◆ REQUIREMENTS: Report every line in the listing below where the string "this" shows up.
── DATA EXCERPTS ──
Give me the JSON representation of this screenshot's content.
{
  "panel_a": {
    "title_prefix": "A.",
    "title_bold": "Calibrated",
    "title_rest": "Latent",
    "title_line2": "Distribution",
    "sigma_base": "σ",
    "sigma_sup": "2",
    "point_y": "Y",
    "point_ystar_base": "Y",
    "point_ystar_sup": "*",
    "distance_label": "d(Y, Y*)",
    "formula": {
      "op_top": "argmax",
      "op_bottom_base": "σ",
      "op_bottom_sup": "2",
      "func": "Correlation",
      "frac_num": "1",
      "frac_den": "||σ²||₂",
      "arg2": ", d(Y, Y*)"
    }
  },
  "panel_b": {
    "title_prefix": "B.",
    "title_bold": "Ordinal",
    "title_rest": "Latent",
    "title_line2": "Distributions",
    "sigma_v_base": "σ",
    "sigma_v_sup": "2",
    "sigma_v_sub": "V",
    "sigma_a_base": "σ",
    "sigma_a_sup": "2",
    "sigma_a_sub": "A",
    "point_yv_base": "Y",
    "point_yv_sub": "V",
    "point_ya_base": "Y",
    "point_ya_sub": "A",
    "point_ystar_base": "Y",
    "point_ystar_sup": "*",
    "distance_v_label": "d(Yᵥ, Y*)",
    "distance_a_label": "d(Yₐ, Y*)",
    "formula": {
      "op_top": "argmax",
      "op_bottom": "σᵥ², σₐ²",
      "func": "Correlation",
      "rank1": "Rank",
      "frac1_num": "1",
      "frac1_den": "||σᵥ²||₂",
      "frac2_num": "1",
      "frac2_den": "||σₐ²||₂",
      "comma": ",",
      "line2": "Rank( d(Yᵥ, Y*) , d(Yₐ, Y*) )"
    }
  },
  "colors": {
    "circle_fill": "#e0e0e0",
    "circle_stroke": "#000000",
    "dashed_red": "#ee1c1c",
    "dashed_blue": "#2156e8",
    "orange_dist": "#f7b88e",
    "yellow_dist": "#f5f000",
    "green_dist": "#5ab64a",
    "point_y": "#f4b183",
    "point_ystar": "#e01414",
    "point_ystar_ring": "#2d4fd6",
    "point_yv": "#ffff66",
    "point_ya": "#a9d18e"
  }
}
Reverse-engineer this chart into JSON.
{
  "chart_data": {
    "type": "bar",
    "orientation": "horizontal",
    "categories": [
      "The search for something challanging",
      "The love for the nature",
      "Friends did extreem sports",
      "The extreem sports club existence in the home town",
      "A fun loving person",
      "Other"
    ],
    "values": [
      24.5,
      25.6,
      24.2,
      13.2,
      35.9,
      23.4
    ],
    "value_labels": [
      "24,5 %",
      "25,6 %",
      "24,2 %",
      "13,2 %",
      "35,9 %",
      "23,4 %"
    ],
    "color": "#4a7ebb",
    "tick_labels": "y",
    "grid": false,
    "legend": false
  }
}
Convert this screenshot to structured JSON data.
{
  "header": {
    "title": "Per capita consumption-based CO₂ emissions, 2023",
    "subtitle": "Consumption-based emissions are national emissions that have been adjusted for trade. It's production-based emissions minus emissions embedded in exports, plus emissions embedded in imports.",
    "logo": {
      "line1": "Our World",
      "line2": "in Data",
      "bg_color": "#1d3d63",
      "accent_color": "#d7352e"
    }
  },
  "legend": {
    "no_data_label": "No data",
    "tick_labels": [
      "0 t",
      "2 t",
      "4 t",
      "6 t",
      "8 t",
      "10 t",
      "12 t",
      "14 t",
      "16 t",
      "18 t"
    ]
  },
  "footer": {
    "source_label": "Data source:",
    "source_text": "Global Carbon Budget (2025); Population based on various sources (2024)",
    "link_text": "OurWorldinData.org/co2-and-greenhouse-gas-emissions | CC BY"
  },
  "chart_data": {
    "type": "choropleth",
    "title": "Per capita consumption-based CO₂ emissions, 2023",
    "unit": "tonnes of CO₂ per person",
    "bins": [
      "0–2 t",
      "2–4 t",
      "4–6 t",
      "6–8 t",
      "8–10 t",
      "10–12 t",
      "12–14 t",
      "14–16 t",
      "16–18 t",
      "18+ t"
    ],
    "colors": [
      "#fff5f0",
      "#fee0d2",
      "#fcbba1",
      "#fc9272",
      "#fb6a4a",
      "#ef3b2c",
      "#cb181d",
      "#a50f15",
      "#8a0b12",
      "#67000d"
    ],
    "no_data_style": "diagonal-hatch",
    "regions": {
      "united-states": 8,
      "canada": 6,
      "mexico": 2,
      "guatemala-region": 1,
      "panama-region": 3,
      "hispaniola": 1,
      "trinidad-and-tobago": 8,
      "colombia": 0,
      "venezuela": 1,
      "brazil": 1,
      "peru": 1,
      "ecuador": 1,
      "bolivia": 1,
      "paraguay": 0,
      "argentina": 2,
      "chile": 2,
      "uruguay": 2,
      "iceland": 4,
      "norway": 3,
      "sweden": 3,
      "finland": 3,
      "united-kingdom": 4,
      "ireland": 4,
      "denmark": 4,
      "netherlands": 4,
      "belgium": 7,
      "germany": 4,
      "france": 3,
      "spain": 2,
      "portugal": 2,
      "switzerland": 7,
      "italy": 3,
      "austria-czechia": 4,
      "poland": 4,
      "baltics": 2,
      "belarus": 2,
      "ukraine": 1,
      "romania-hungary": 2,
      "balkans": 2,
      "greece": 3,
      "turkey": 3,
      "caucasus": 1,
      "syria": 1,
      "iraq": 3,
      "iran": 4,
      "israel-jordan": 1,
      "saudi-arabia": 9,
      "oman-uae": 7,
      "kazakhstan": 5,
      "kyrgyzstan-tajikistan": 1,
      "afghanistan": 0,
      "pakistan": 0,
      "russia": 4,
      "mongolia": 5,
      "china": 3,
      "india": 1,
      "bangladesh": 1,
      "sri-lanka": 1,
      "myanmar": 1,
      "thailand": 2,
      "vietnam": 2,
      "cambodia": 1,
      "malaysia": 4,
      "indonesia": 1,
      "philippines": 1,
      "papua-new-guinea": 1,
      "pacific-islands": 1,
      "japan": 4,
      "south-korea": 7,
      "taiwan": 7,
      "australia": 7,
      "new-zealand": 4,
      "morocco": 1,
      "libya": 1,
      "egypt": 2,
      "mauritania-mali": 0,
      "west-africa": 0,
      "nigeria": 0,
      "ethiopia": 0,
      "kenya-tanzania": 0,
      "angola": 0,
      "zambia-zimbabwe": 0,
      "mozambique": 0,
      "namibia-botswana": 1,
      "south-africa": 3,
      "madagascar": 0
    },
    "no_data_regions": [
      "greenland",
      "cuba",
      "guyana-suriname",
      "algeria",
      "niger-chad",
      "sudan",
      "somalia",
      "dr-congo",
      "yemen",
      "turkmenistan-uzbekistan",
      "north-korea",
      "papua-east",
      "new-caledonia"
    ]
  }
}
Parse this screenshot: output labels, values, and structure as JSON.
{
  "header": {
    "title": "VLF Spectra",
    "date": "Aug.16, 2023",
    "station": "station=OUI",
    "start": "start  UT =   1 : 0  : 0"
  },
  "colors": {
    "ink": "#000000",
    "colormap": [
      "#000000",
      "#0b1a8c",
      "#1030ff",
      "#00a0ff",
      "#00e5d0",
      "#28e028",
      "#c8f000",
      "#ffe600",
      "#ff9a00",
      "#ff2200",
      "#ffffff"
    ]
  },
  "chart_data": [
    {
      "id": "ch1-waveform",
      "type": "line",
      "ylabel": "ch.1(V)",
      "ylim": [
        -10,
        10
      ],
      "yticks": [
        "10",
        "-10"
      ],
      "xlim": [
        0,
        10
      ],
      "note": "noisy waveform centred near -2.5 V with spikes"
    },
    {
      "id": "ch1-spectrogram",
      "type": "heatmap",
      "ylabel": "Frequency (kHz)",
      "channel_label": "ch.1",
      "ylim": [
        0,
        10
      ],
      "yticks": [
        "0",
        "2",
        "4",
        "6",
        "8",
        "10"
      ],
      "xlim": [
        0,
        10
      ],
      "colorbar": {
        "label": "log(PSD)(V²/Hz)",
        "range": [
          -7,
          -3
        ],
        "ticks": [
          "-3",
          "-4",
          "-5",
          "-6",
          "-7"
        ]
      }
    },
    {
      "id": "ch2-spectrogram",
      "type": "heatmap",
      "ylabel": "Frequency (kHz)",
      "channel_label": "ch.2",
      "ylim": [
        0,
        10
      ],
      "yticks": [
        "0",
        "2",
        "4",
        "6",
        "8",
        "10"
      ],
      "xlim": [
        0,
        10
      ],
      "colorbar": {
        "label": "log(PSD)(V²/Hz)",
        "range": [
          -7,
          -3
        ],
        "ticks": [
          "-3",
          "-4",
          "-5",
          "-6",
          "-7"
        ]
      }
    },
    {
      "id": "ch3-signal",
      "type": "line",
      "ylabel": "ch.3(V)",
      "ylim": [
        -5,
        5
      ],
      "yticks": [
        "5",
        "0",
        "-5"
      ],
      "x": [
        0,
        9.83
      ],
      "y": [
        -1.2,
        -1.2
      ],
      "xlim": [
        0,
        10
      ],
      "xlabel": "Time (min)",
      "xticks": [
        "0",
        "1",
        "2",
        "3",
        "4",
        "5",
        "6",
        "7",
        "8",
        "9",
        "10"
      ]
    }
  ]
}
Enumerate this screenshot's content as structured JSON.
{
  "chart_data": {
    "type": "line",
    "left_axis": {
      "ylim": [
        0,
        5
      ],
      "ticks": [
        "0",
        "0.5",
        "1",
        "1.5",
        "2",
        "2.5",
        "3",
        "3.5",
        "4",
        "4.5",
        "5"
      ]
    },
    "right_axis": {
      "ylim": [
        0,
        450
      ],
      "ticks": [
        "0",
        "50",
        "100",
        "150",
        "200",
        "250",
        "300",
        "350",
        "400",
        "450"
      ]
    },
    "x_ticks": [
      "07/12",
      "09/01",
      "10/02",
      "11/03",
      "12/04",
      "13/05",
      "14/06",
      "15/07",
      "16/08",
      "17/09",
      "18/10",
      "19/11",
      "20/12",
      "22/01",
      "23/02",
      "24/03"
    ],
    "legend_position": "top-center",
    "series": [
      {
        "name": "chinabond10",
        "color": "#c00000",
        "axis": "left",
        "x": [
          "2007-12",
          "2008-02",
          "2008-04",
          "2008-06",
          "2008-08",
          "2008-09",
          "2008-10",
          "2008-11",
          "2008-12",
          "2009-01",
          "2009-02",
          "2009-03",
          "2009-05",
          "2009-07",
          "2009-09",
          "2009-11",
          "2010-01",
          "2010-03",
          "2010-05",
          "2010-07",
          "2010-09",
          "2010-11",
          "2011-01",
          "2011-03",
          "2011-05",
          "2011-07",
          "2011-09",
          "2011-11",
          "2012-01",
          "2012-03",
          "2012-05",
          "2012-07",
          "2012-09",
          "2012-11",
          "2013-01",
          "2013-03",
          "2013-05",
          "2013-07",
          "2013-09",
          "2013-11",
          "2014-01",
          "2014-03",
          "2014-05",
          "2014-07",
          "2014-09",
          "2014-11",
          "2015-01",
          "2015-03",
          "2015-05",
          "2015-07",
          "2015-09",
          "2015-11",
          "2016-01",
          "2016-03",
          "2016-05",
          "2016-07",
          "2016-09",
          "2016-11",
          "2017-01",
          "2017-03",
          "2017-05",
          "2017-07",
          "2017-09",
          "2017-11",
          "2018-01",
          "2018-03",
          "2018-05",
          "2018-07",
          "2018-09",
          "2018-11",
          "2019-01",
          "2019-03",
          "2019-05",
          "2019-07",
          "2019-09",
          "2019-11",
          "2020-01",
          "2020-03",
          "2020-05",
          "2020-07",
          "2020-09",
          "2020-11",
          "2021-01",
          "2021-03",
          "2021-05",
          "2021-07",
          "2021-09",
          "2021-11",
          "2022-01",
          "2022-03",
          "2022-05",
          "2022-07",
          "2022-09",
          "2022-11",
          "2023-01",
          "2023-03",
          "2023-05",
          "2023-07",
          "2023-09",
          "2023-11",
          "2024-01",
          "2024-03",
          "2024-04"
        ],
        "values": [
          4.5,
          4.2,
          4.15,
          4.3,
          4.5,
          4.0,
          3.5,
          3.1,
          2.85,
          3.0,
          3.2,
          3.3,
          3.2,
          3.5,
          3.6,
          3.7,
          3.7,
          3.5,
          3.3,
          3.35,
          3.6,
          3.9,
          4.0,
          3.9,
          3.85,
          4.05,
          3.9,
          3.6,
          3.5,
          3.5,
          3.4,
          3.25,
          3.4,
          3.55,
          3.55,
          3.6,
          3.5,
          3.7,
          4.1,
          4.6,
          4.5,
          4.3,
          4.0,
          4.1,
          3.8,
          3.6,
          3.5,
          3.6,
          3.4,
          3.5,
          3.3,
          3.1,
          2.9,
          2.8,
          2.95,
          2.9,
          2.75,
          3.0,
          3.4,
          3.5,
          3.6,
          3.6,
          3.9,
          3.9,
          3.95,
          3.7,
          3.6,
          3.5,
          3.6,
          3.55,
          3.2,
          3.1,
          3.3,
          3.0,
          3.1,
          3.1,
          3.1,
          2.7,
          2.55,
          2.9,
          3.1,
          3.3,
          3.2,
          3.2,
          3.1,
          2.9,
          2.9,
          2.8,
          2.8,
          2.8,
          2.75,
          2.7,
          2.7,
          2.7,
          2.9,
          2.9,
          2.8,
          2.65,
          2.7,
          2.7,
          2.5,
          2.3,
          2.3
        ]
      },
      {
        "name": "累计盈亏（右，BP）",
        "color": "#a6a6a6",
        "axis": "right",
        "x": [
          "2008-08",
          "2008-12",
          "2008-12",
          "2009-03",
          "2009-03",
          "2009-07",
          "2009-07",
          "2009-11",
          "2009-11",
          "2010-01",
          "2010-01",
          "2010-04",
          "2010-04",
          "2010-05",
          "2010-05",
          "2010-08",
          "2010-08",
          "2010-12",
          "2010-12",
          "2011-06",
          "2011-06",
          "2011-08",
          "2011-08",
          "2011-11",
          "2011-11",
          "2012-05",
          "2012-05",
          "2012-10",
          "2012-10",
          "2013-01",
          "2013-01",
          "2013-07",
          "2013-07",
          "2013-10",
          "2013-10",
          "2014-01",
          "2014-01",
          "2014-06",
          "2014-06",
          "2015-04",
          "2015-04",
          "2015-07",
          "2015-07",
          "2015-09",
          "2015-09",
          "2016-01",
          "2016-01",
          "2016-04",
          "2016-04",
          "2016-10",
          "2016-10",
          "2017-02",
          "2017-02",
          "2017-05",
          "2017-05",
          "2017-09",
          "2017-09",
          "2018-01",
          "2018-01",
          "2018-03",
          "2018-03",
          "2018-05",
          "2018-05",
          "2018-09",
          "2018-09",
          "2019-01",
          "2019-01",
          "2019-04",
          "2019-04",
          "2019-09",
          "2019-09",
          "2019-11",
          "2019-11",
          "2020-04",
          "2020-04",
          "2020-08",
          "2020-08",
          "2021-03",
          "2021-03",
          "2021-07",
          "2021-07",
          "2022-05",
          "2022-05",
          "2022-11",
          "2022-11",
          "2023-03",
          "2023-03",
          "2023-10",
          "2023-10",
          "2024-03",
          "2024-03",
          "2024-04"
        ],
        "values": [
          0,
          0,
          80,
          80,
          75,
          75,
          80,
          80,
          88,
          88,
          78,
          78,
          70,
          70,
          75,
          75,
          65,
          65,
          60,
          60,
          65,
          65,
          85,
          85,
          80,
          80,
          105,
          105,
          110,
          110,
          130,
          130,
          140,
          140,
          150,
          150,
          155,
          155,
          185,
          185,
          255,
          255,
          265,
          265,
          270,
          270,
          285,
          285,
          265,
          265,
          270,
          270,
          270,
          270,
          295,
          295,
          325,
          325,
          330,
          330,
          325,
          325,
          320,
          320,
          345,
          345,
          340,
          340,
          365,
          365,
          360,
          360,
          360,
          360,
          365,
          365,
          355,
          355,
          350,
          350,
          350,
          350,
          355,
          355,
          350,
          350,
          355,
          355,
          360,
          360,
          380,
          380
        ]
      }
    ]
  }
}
───
◆ FULL SOLUTION:
Give me the JSON representation of this screenshot's content.
Reverse-engineer this chart into JSON.
Convert this screenshot to structured JSON data.
Parse this screenshot: output labels, values, and structure as JSON.
Enumerate this screenshot's content as structured JSON.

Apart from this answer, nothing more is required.